Set down the full listing exactly as given. Any pictures are to be left out.

-- Start Provided information --

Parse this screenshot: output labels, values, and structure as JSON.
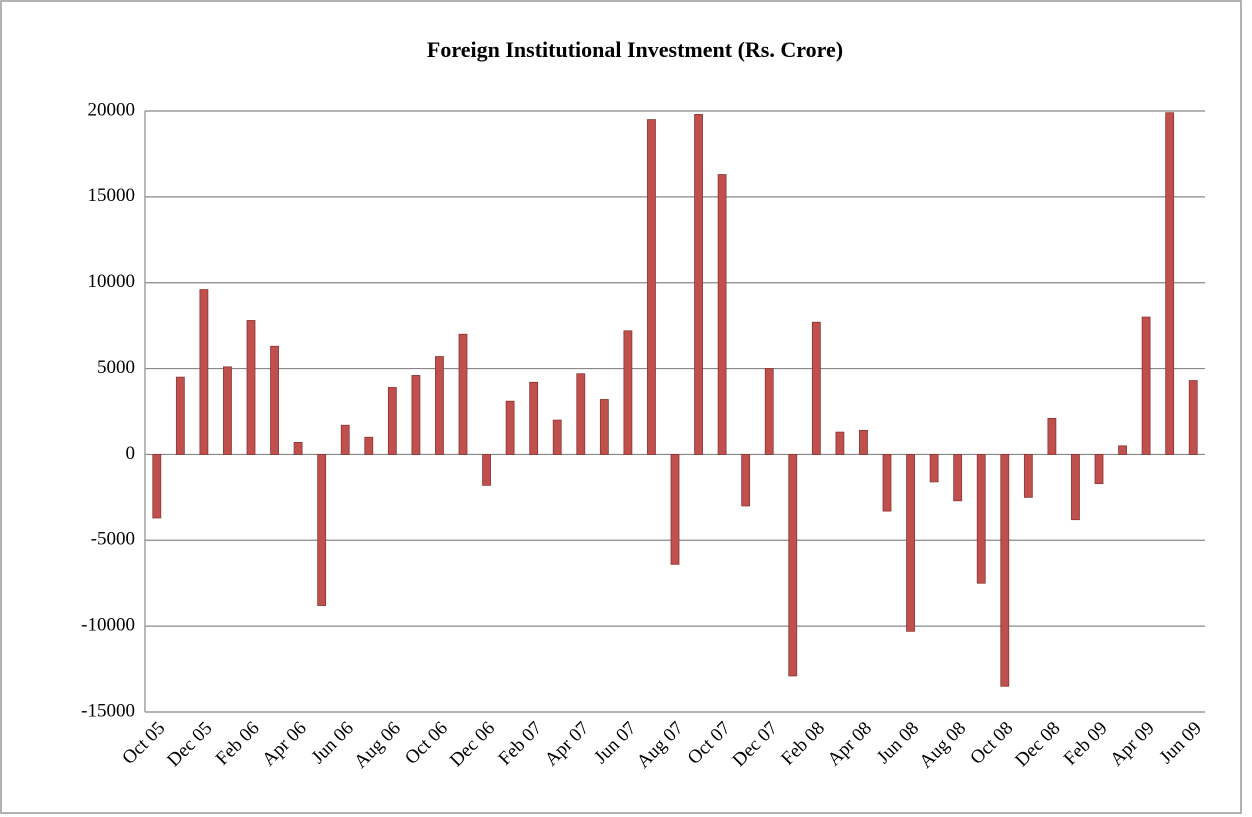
{
  "chart_data": {
    "type": "bar",
    "title": "Foreign Institutional Investment (Rs. Crore)",
    "categories": [
      "Oct 05",
      null,
      "Dec 05",
      null,
      "Feb 06",
      null,
      "Apr 06",
      null,
      "Jun 06",
      null,
      "Aug 06",
      null,
      "Oct 06",
      null,
      "Dec 06",
      null,
      "Feb 07",
      null,
      "Apr 07",
      null,
      "Jun 07",
      null,
      "Aug 07",
      null,
      "Oct 07",
      null,
      "Dec 07",
      null,
      "Feb 08",
      null,
      "Apr 08",
      null,
      "Jun 08",
      null,
      "Aug 08",
      null,
      "Oct 08",
      null,
      "Dec 08",
      null,
      "Feb 09",
      null,
      "Apr 09",
      null,
      "Jun 09"
    ],
    "values": [
      -3700,
      4500,
      9600,
      5100,
      7800,
      6300,
      700,
      -8800,
      1700,
      1000,
      3900,
      4600,
      5700,
      7000,
      -1800,
      3100,
      4200,
      2000,
      4700,
      3200,
      7200,
      19500,
      -6400,
      19800,
      16300,
      -3000,
      5000,
      -12900,
      7700,
      1300,
      1400,
      -3300,
      -10300,
      -1600,
      -2700,
      -7500,
      -13500,
      -2500,
      2100,
      -3800,
      -1700,
      500,
      8000,
      19900,
      4300
    ],
    "color": "#c0504d",
    "ylim": [
      -15000,
      20000
    ],
    "yticks": [
      -15000,
      -10000,
      -5000,
      0,
      5000,
      10000,
      15000,
      20000
    ],
    "grid": true
  }
}
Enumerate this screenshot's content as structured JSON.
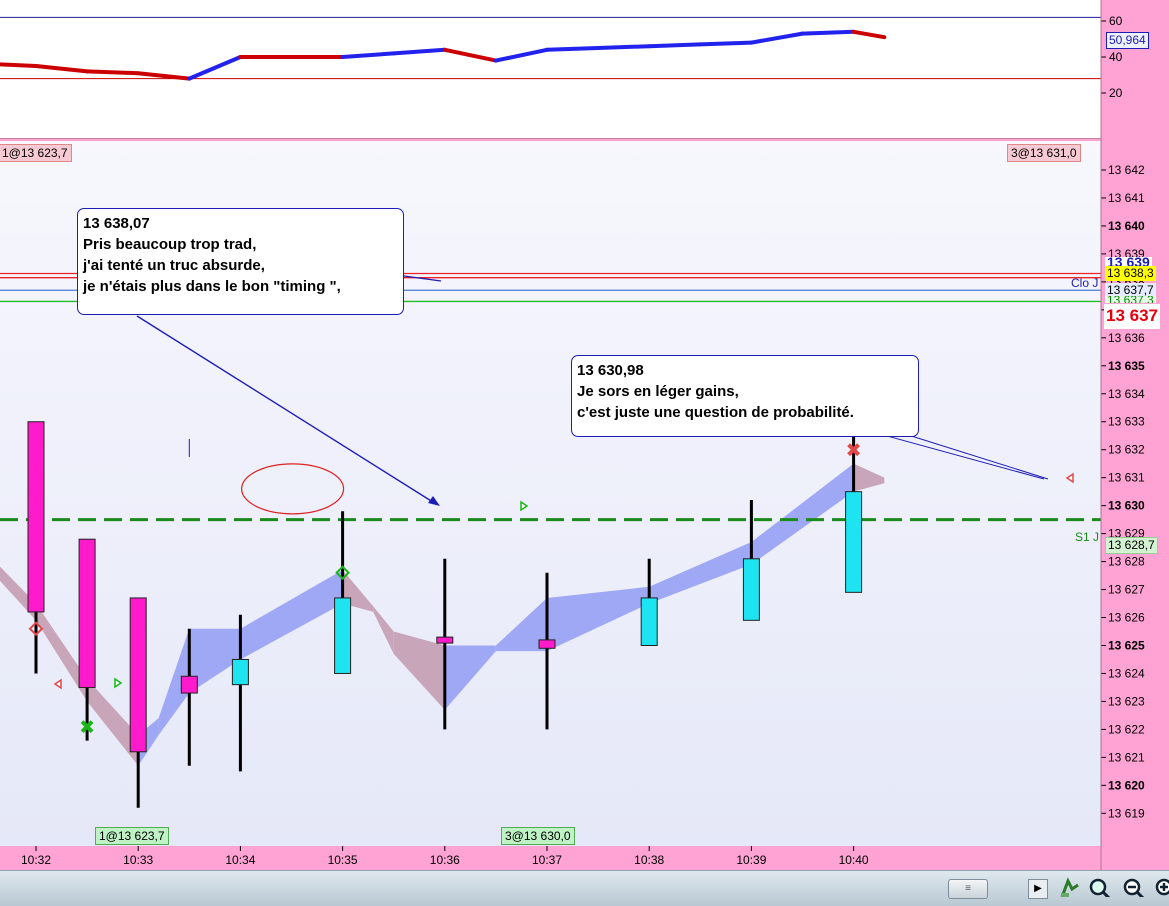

-- End Provided information --

Result for this task.
Parse this screenshot: output labels, values, and structure as JSON.
{
  "chart_data": {
    "type": "bar",
    "title": "Foreign Institutional Investment (Rs. Crore)",
    "categories": [
      "Oct 05",
      null,
      "Dec 05",
      null,
      "Feb 06",
      null,
      "Apr 06",
      null,
      "Jun 06",
      null,
      "Aug 06",
      null,
      "Oct 06",
      null,
      "Dec 06",
      null,
      "Feb 07",
      null,
      "Apr 07",
      null,
      "Jun 07",
      null,
      "Aug 07",
      null,
      "Oct 07",
      null,
      "Dec 07",
      null,
      "Feb 08",
      null,
      "Apr 08",
      null,
      "Jun 08",
      null,
      "Aug 08",
      null,
      "Oct 08",
      null,
      "Dec 08",
      null,
      "Feb 09",
      null,
      "Apr 09",
      null,
      "Jun 09"
    ],
    "values": [
      -3700,
      4500,
      9600,
      5100,
      7800,
      6300,
      700,
      -8800,
      1700,
      1000,
      3900,
      4600,
      5700,
      7000,
      -1800,
      3100,
      4200,
      2000,
      4700,
      3200,
      7200,
      19500,
      -6400,
      19800,
      16300,
      -3000,
      5000,
      -12900,
      7700,
      1300,
      1400,
      -3300,
      -10300,
      -1600,
      -2700,
      -7500,
      -13500,
      -2500,
      2100,
      -3800,
      -1700,
      500,
      8000,
      19900,
      4300
    ],
    "color": "#c0504d",
    "ylim": [
      -15000,
      20000
    ],
    "yticks": [
      -15000,
      -10000,
      -5000,
      0,
      5000,
      10000,
      15000,
      20000
    ],
    "grid": true
  }
}
Enumerate this screenshot's content as structured JSON.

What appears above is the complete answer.